■ **DESCRIPTION OF THE TASK**:
Of all the lines in the material, how many include the word "бюджета"? Give only the number.

■ **MATERIAL**:
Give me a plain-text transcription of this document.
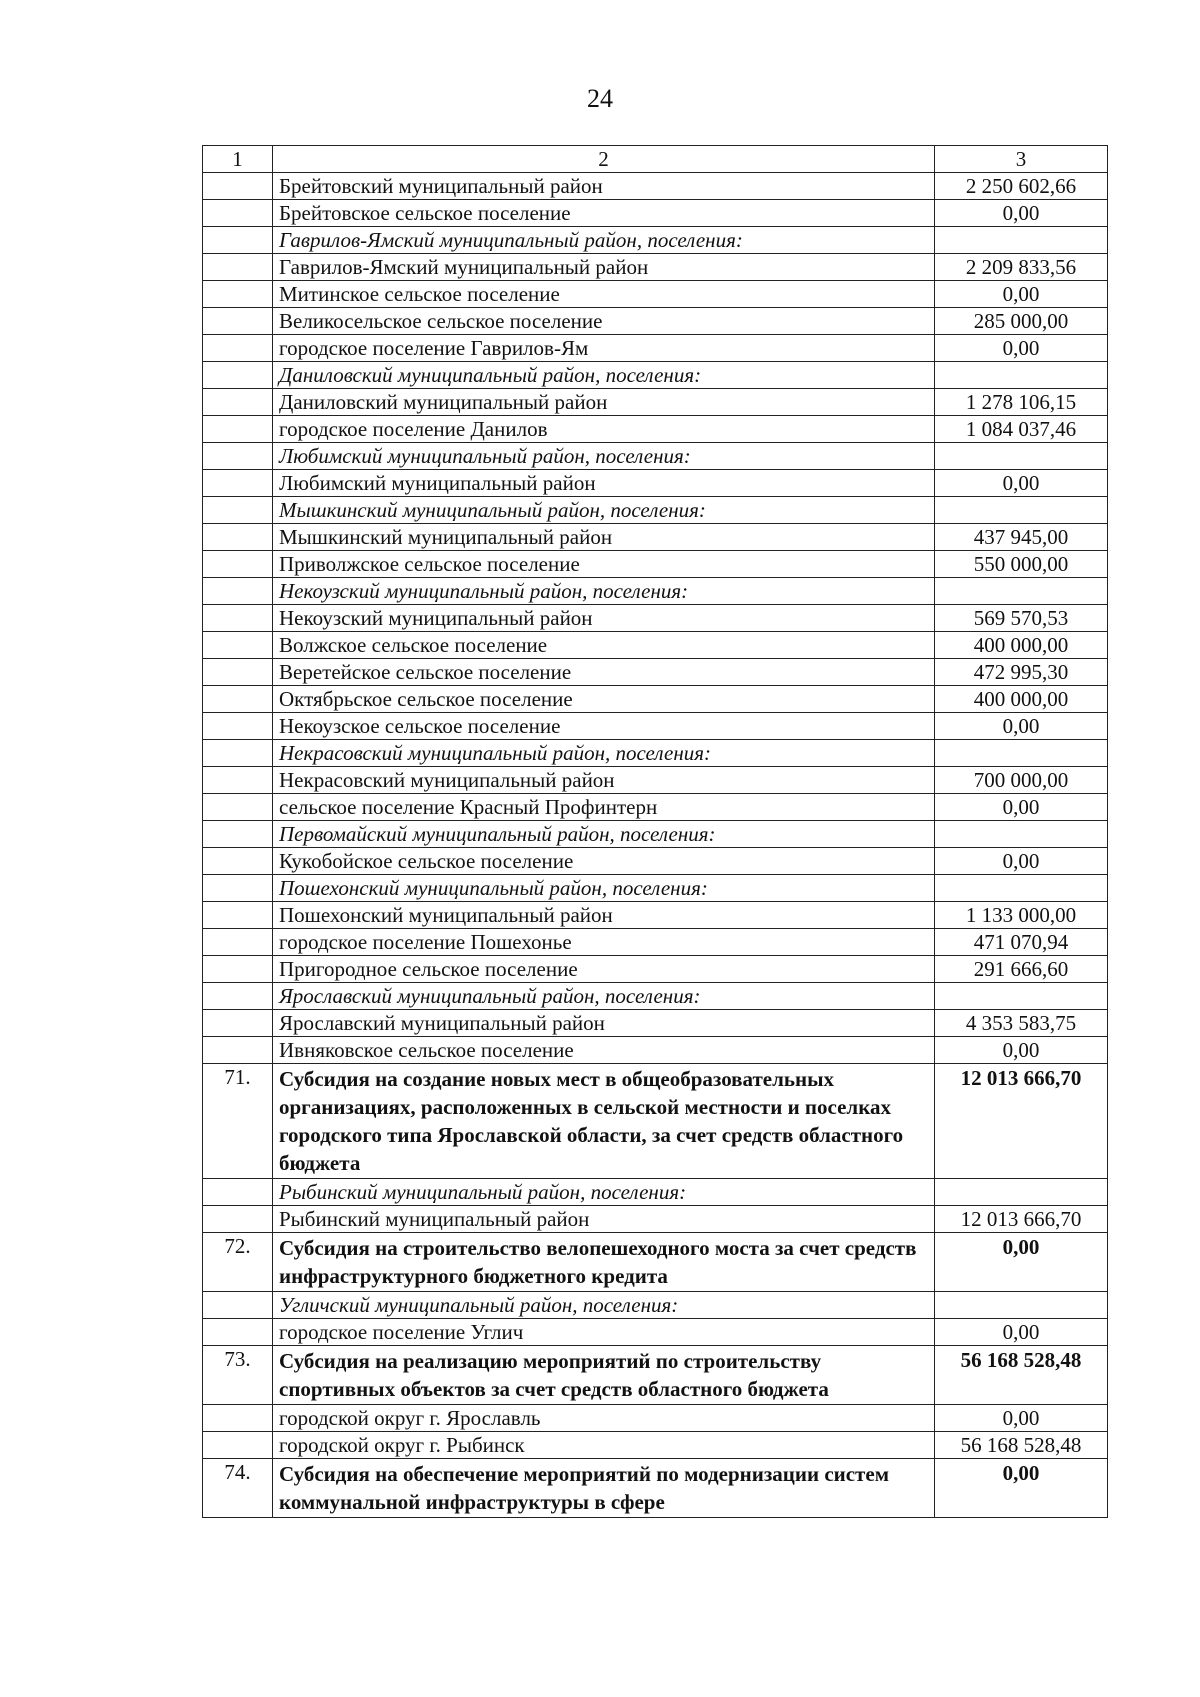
24
1	2	3
	Брейтовский муниципальный район	2 250 602,66
	Брейтовское сельское поселение	0,00
	Гаврилов-Ямский муниципальный район, поселения:	
	Гаврилов-Ямский муниципальный район	2 209 833,56
	Митинское сельское поселение	0,00
	Великосельское сельское поселение	285 000,00
	городское поселение Гаврилов-Ям	0,00
	Даниловский муниципальный район, поселения:	
	Даниловский муниципальный район	1 278 106,15
	городское поселение Данилов	1 084 037,46
	Любимский муниципальный район, поселения:	
	Любимский муниципальный район	0,00
	Мышкинский муниципальный район, поселения:	
	Мышкинский муниципальный район	437 945,00
	Приволжское сельское поселение	550 000,00
	Некоузский муниципальный район, поселения:	
	Некоузский муниципальный район	569 570,53
	Волжское сельское поселение	400 000,00
	Веретейское сельское поселение	472 995,30
	Октябрьское сельское поселение	400 000,00
	Некоузское сельское поселение	0,00
	Некрасовский муниципальный район, поселения:	
	Некрасовский муниципальный район	700 000,00
	сельское поселение Красный Профинтерн	0,00
	Первомайский муниципальный район, поселения:	
	Кукобойское сельское поселение	0,00
	Пошехонский муниципальный район, поселения:	
	Пошехонский муниципальный район	1 133 000,00
	городское поселение Пошехонье	471 070,94
	Пригородное сельское поселение	291 666,60
	Ярославский муниципальный район, поселения:	
	Ярославский муниципальный район	4 353 583,75
	Ивняковское сельское поселение	0,00
71.	Субсидия на создание новых мест в общеобразовательных организациях, расположенных в сельской местности и поселках городского типа Ярославской области, за счет средств областного бюджета	12 013 666,70
	Рыбинский муниципальный район, поселения:	
	Рыбинский муниципальный район	12 013 666,70
72.	Субсидия на строительство велопешеходного моста за счет средств инфраструктурного бюджетного кредита	0,00
	Угличский муниципальный район, поселения:	
	городское поселение Углич	0,00
73.	Субсидия на реализацию мероприятий по строительству спортивных объектов за счет средств областного бюджета	56 168 528,48
	городской округ г. Ярославль	0,00
	городской округ г. Рыбинск	56 168 528,48
74.	Субсидия на обеспечение мероприятий по модернизации систем коммунальной инфраструктуры в сфере	0,00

■ **SOLVED PROBLEM**:
2